● **Stated exercise**
Leaving out the pictures, please retype each record exactly.

● **Dataset rows**
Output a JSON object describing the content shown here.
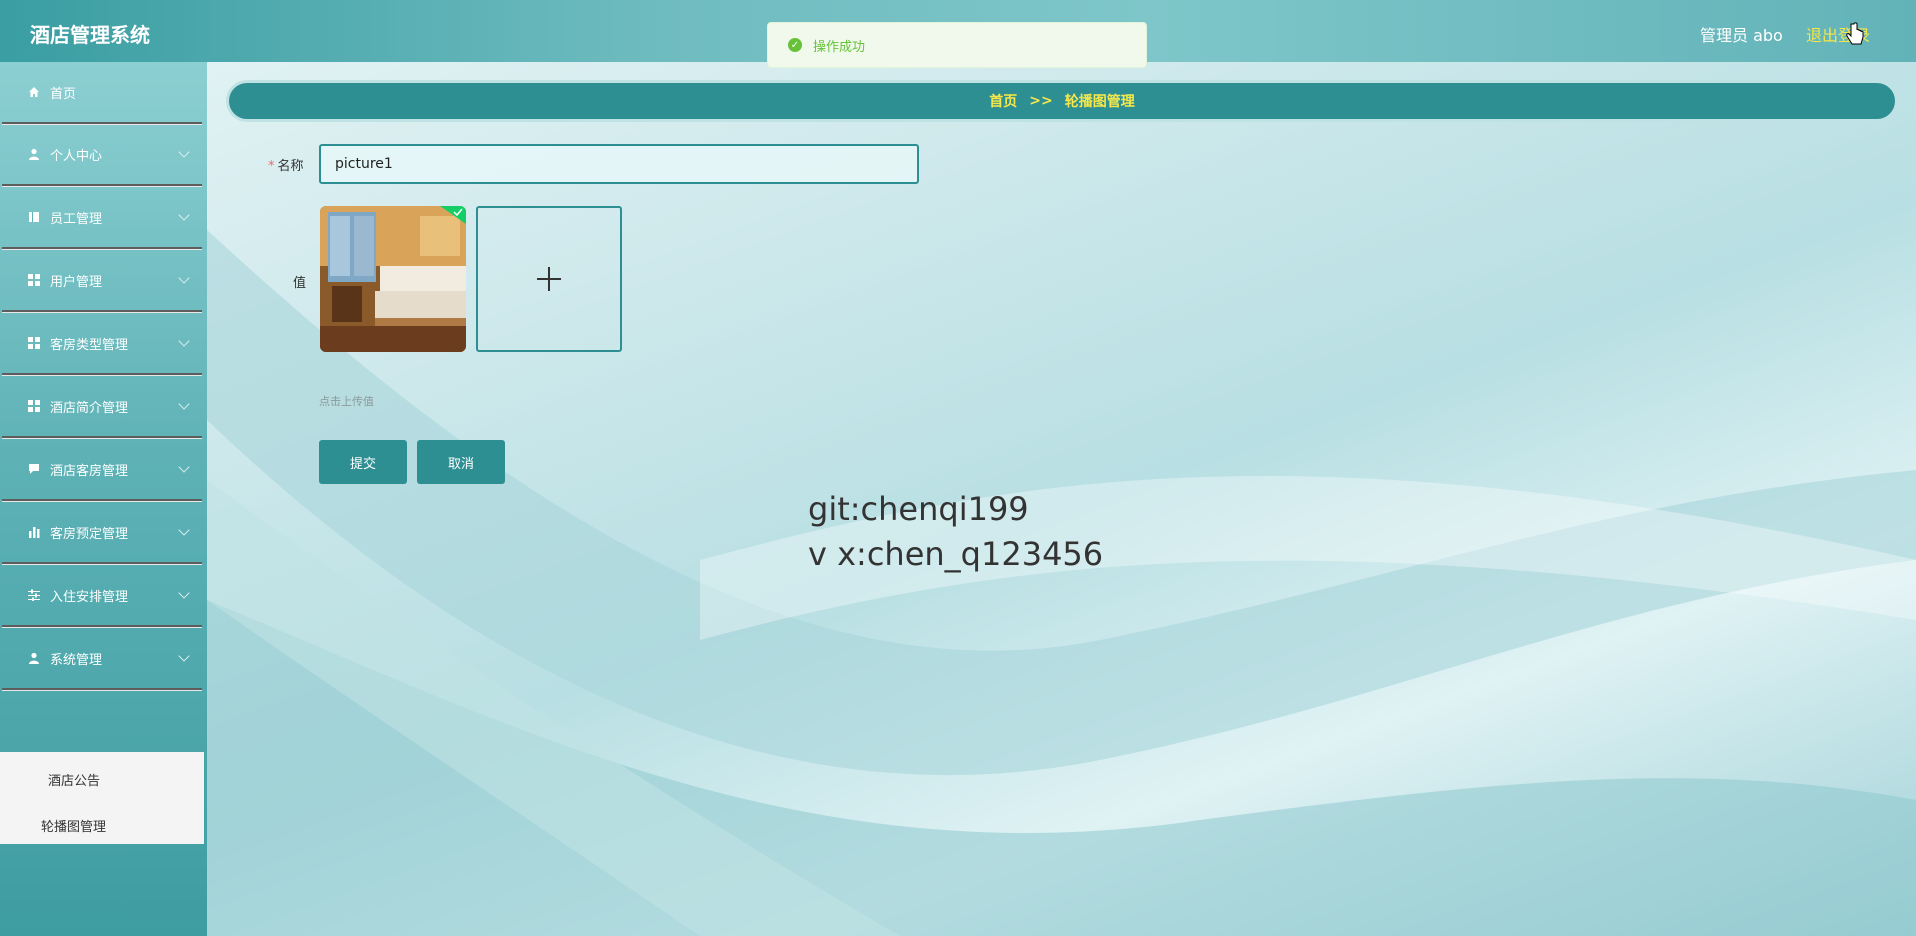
{
  "app": {
    "title": "酒店管理系统"
  },
  "header": {
    "admin_label": "管理员 abo",
    "logout_label": "退出登录"
  },
  "toast": {
    "message": "操作成功",
    "type": "success"
  },
  "sidebar": {
    "items": [
      {
        "label": "首页",
        "icon": "home-icon"
      },
      {
        "label": "个人中心",
        "icon": "user-icon"
      },
      {
        "label": "员工管理",
        "icon": "staff-icon"
      },
      {
        "label": "用户管理",
        "icon": "grid-icon"
      },
      {
        "label": "客房类型管理",
        "icon": "grid-icon"
      },
      {
        "label": "酒店简介管理",
        "icon": "grid-icon"
      },
      {
        "label": "酒店客房管理",
        "icon": "chat-icon"
      },
      {
        "label": "客房预定管理",
        "icon": "bar-chart-icon"
      },
      {
        "label": "入住安排管理",
        "icon": "sliders-icon"
      },
      {
        "label": "系统管理",
        "icon": "user-icon"
      }
    ],
    "submenu": [
      {
        "label": "酒店公告"
      },
      {
        "label": "轮播图管理"
      }
    ]
  },
  "breadcrumb": {
    "home": "首页",
    "separator": ">>",
    "current": "轮播图管理"
  },
  "form": {
    "name_label": "名称",
    "name_required_mark": "*",
    "name_value": "picture1",
    "value_label": "值",
    "upload_hint": "点击上传值",
    "submit_label": "提交",
    "cancel_label": "取消"
  },
  "watermark": {
    "line1": "git:chenqi199",
    "line2": "v x:chen_q123456"
  },
  "colors": {
    "accent": "#2e8f93",
    "highlight": "#f5e74a",
    "success": "#67c23a"
  }
}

● **Task answer**
Output a JSON object describing the content shown here.
{
  "app": {
    "title": "酒店管理系统"
  },
  "header": {
    "admin_label": "管理员 abo",
    "logout_label": "退出登录"
  },
  "toast": {
    "message": "操作成功",
    "type": "success"
  },
  "sidebar": {
    "items": [
      {
        "label": "首页",
        "icon": "home-icon"
      },
      {
        "label": "个人中心",
        "icon": "user-icon"
      },
      {
        "label": "员工管理",
        "icon": "staff-icon"
      },
      {
        "label": "用户管理",
        "icon": "grid-icon"
      },
      {
        "label": "客房类型管理",
        "icon": "grid-icon"
      },
      {
        "label": "酒店简介管理",
        "icon": "grid-icon"
      },
      {
        "label": "酒店客房管理",
        "icon": "chat-icon"
      },
      {
        "label": "客房预定管理",
        "icon": "bar-chart-icon"
      },
      {
        "label": "入住安排管理",
        "icon": "sliders-icon"
      },
      {
        "label": "系统管理",
        "icon": "user-icon"
      }
    ],
    "submenu": [
      {
        "label": "酒店公告"
      },
      {
        "label": "轮播图管理"
      }
    ]
  },
  "breadcrumb": {
    "home": "首页",
    "separator": ">>",
    "current": "轮播图管理"
  },
  "form": {
    "name_label": "名称",
    "name_required_mark": "*",
    "name_value": "picture1",
    "value_label": "值",
    "upload_hint": "点击上传值",
    "submit_label": "提交",
    "cancel_label": "取消"
  },
  "watermark": {
    "line1": "git:chenqi199",
    "line2": "v x:chen_q123456"
  },
  "colors": {
    "accent": "#2e8f93",
    "highlight": "#f5e74a",
    "success": "#67c23a"
  }
}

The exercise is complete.